Information given.
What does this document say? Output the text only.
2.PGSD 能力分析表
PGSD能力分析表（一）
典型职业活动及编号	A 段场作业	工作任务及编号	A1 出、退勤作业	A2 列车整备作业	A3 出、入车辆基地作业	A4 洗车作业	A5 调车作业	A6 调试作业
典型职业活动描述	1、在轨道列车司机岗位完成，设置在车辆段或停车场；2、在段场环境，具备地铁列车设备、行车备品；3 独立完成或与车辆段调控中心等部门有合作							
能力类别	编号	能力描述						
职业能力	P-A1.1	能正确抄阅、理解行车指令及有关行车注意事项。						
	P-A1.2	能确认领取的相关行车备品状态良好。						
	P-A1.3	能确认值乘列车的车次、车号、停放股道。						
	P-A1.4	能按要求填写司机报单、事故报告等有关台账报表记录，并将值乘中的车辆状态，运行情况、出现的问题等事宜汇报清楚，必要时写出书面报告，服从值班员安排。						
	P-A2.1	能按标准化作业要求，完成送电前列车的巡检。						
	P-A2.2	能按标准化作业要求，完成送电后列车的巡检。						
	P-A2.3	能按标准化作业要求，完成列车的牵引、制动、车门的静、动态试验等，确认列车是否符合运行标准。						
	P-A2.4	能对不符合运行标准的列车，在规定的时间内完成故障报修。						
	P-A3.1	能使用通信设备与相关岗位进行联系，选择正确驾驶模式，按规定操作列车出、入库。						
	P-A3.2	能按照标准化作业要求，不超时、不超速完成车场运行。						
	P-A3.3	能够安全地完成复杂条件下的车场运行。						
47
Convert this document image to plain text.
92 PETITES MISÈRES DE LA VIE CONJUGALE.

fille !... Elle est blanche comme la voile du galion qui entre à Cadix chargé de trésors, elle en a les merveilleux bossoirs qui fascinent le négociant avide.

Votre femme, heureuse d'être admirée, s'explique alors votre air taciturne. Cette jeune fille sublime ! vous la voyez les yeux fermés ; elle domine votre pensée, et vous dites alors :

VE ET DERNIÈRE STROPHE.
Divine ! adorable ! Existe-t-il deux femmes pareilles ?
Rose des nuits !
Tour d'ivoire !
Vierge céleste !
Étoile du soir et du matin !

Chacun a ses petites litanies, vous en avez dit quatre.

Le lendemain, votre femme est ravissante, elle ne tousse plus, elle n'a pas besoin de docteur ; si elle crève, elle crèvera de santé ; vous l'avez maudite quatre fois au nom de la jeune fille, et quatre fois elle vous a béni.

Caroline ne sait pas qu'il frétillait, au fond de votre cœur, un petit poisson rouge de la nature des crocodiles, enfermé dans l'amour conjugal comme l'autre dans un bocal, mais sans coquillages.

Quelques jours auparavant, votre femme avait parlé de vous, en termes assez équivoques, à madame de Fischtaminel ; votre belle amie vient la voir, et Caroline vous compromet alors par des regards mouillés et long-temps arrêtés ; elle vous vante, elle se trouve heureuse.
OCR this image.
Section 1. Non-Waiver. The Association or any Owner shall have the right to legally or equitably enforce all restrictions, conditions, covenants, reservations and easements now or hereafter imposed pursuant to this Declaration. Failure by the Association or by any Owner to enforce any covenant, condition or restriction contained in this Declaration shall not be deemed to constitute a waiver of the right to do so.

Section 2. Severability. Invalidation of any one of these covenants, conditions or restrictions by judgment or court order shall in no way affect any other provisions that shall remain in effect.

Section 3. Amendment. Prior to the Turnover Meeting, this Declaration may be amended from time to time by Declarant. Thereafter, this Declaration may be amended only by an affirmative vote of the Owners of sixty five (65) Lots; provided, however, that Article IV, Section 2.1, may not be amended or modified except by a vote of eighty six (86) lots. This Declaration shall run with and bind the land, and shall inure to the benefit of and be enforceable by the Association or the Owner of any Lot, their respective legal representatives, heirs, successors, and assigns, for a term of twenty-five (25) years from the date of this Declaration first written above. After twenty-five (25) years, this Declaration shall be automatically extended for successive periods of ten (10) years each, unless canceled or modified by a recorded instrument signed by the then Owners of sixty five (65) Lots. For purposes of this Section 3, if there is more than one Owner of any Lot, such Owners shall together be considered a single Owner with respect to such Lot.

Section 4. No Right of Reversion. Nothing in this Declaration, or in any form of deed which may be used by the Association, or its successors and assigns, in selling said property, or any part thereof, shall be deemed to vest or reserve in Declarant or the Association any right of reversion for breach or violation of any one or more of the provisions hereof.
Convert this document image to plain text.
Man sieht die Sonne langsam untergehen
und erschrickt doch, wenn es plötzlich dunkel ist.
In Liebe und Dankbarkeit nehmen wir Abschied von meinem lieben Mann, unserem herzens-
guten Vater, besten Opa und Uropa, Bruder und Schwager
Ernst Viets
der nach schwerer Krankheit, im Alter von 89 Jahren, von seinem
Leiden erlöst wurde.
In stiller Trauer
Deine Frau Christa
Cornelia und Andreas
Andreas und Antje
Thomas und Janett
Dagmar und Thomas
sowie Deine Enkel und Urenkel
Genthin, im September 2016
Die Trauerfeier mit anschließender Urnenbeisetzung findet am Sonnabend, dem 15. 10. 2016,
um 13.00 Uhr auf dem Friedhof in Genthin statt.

Directions.
Copy every line of the material, please, keeping it exactly the same.

Finished exercise.
What does this document say? Output the text only.
2.PGSD 能力分析表
PGSD能力分析表（一）
典型职业活动及编号	A 段场作业	工作任务及编号	A1 出、退勤作业	A2 列车整备作业	A3 出、入车辆基地作业	A4 洗车作业	A5 调车作业	A6 调试作业
典型职业活动描述	1、在轨道列车司机岗位完成，设置在车辆段或停车场；2、在段场环境，具备地铁列车设备、行车备品；3 独立完成或与车辆段调控中心等部门有合作							
能力类别	编号	能力描述						
职业能力	P-A1.1	能正确抄阅、理解行车指令及有关行车注意事项。						
	P-A1.2	能确认领取的相关行车备品状态良好。						
	P-A1.3	能确认值乘列车的车次、车号、停放股道。						
	P-A1.4	能按要求填写司机报单、事故报告等有关台账报表记录，并将值乘中的车辆状态，运行情况、出现的问题等事宜汇报清楚，必要时写出书面报告，服从值班员安排。						
	P-A2.1	能按标准化作业要求，完成送电前列车的巡检。						
	P-A2.2	能按标准化作业要求，完成送电后列车的巡检。						
	P-A2.3	能按标准化作业要求，完成列车的牵引、制动、车门的静、动态试验等，确认列车是否符合运行标准。						
	P-A2.4	能对不符合运行标准的列车，在规定的时间内完成故障报修。						
	P-A3.1	能使用通信设备与相关岗位进行联系，选择正确驾驶模式，按规定操作列车出、入库。						
	P-A3.2	能按照标准化作业要求，不超时、不超速完成车场运行。						
	P-A3.3	能够安全地完成复杂条件下的车场运行。						
47
Convert this document image to plain text.
92 PETITES MISÈRES DE LA VIE CONJUGALE.

fille !... Elle est blanche comme la voile du galion qui entre à Cadix chargé de trésors, elle en a les merveilleux bossoirs qui fascinent le négociant avide.

Votre femme, heureuse d'être admirée, s'explique alors votre air taciturne. Cette jeune fille sublime ! vous la voyez les yeux fermés ; elle domine votre pensée, et vous dites alors :

VE ET DERNIÈRE STROPHE.
Divine ! adorable ! Existe-t-il deux femmes pareilles ?
Rose des nuits !
Tour d'ivoire !
Vierge céleste !
Étoile du soir et du matin !

Chacun a ses petites litanies, vous en avez dit quatre.

Le lendemain, votre femme est ravissante, elle ne tousse plus, elle n'a pas besoin de docteur ; si elle crève, elle crèvera de santé ; vous l'avez maudite quatre fois au nom de la jeune fille, et quatre fois elle vous a béni.

Caroline ne sait pas qu'il frétillait, au fond de votre cœur, un petit poisson rouge de la nature des crocodiles, enfermé dans l'amour conjugal comme l'autre dans un bocal, mais sans coquillages.

Quelques jours auparavant, votre femme avait parlé de vous, en termes assez équivoques, à madame de Fischtaminel ; votre belle amie vient la voir, et Caroline vous compromet alors par des regards mouillés et long-temps arrêtés ; elle vous vante, elle se trouve heureuse.
OCR this image.
Section 1. Non-Waiver. The Association or any Owner shall have the right to legally or equitably enforce all restrictions, conditions, covenants, reservations and easements now or hereafter imposed pursuant to this Declaration. Failure by the Association or by any Owner to enforce any covenant, condition or restriction contained in this Declaration shall not be deemed to constitute a waiver of the right to do so.

Section 2. Severability. Invalidation of any one of these covenants, conditions or restrictions by judgment or court order shall in no way affect any other provisions that shall remain in effect.

Section 3. Amendment. Prior to the Turnover Meeting, this Declaration may be amended from time to time by Declarant. Thereafter, this Declaration may be amended only by an affirmative vote of the Owners of sixty five (65) Lots; provided, however, that Article IV, Section 2.1, may not be amended or modified except by a vote of eighty six (86) lots. This Declaration shall run with and bind the land, and shall inure to the benefit of and be enforceable by the Association or the Owner of any Lot, their respective legal representatives, heirs, successors, and assigns, for a term of twenty-five (25) years from the date of this Declaration first written above. After twenty-five (25) years, this Declaration shall be automatically extended for successive periods of ten (10) years each, unless canceled or modified by a recorded instrument signed by the then Owners of sixty five (65) Lots. For purposes of this Section 3, if there is more than one Owner of any Lot, such Owners shall together be considered a single Owner with respect to such Lot.

Section 4. No Right of Reversion. Nothing in this Declaration, or in any form of deed which may be used by the Association, or its successors and assigns, in selling said property, or any part thereof, shall be deemed to vest or reserve in Declarant or the Association any right of reversion for breach or violation of any one or more of the provisions hereof.
Convert this document image to plain text.
Man sieht die Sonne langsam untergehen
und erschrickt doch, wenn es plötzlich dunkel ist.
In Liebe und Dankbarkeit nehmen wir Abschied von meinem lieben Mann, unserem herzens-
guten Vater, besten Opa und Uropa, Bruder und Schwager
Ernst Viets
der nach schwerer Krankheit, im Alter von 89 Jahren, von seinem
Leiden erlöst wurde.
In stiller Trauer
Deine Frau Christa
Cornelia und Andreas
Andreas und Antje
Thomas und Janett
Dagmar und Thomas
sowie Deine Enkel und Urenkel
Genthin, im September 2016
Die Trauerfeier mit anschließender Urnenbeisetzung findet am Sonnabend, dem 15. 10. 2016,
um 13.00 Uhr auf dem Friedhof in Genthin statt.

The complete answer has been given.